--- What is required ---
Count the lines below that contain the word "title" and give only the number.

(Dataset records)
--------------------------------

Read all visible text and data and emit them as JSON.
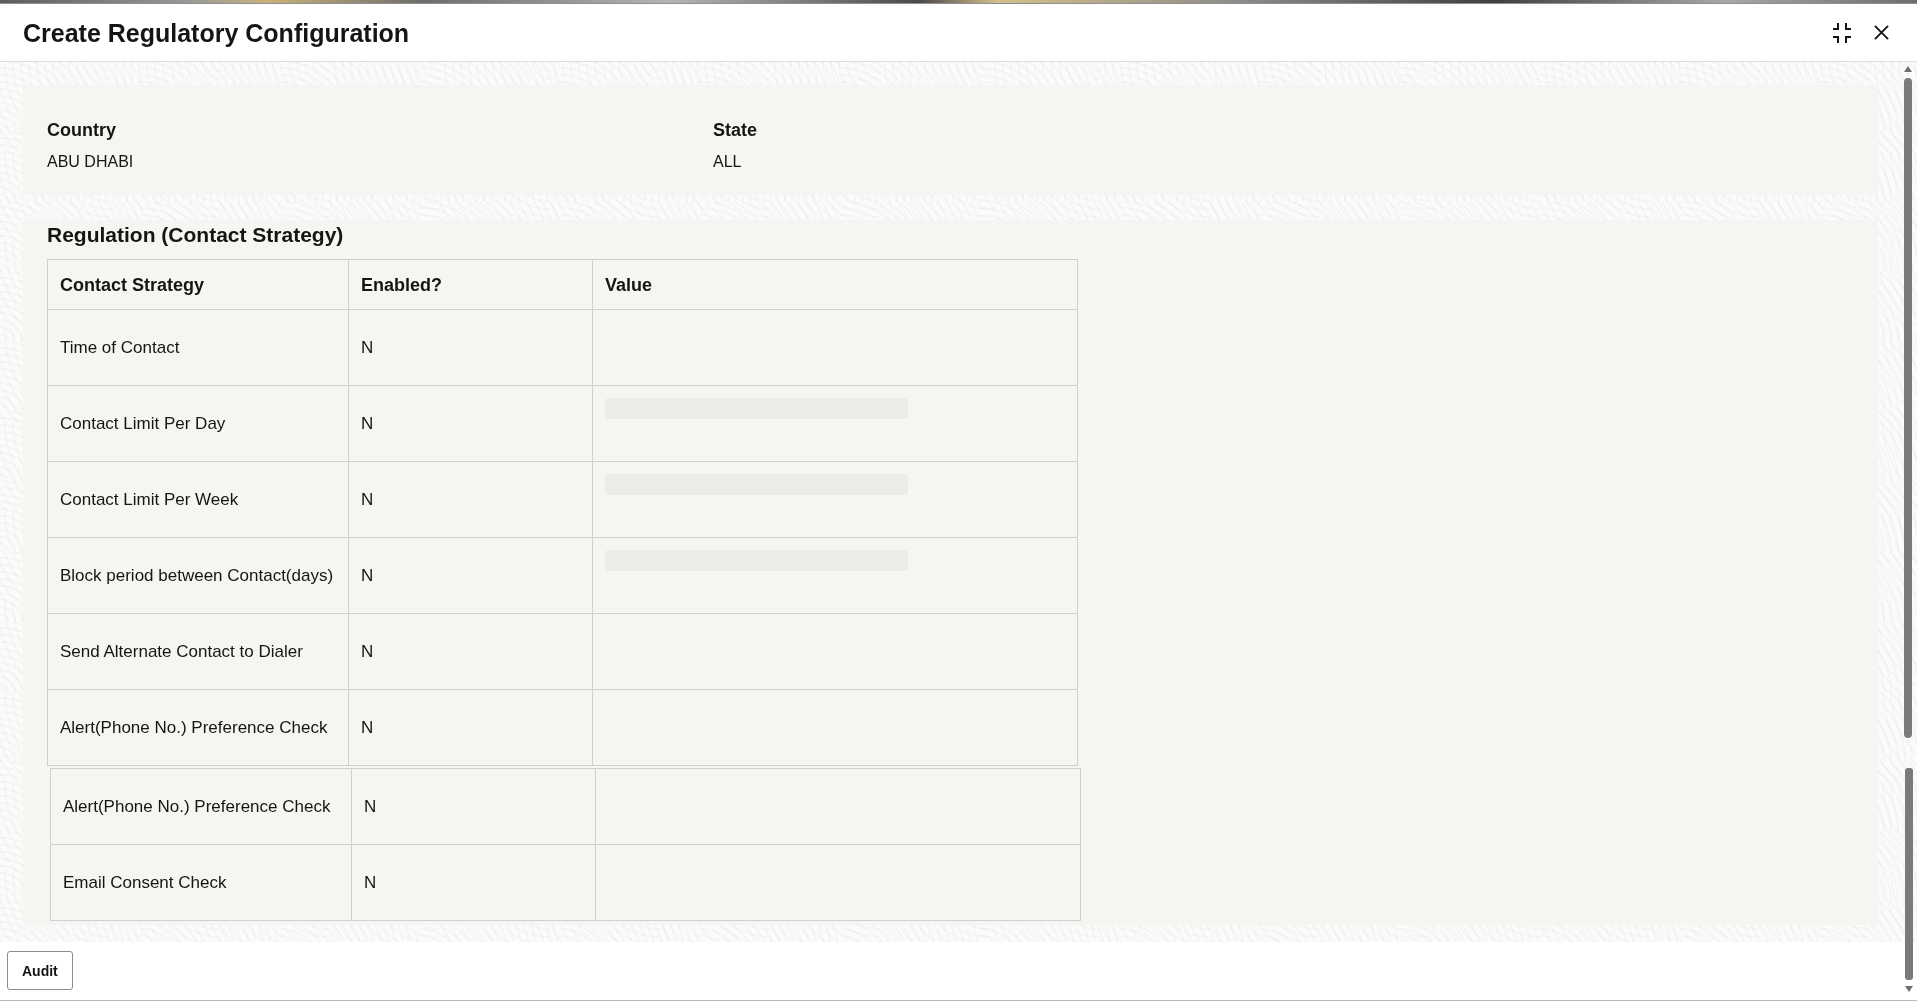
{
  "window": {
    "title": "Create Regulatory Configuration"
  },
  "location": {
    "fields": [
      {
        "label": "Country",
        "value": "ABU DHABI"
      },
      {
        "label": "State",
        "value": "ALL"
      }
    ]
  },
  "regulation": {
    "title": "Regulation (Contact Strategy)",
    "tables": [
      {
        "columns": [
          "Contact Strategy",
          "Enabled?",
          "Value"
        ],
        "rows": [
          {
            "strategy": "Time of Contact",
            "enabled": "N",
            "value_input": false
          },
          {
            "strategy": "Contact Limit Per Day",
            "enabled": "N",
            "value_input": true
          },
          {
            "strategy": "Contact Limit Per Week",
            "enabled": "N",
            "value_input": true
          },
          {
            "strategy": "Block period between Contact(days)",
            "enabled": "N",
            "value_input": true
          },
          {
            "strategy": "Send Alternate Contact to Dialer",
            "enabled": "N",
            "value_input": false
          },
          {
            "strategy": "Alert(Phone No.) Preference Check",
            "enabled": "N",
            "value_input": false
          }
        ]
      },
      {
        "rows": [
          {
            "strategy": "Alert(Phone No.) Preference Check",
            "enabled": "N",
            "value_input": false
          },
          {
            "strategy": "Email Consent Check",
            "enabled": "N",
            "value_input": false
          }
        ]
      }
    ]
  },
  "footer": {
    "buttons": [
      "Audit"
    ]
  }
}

--------------------------------

--- Answer to this task ---
2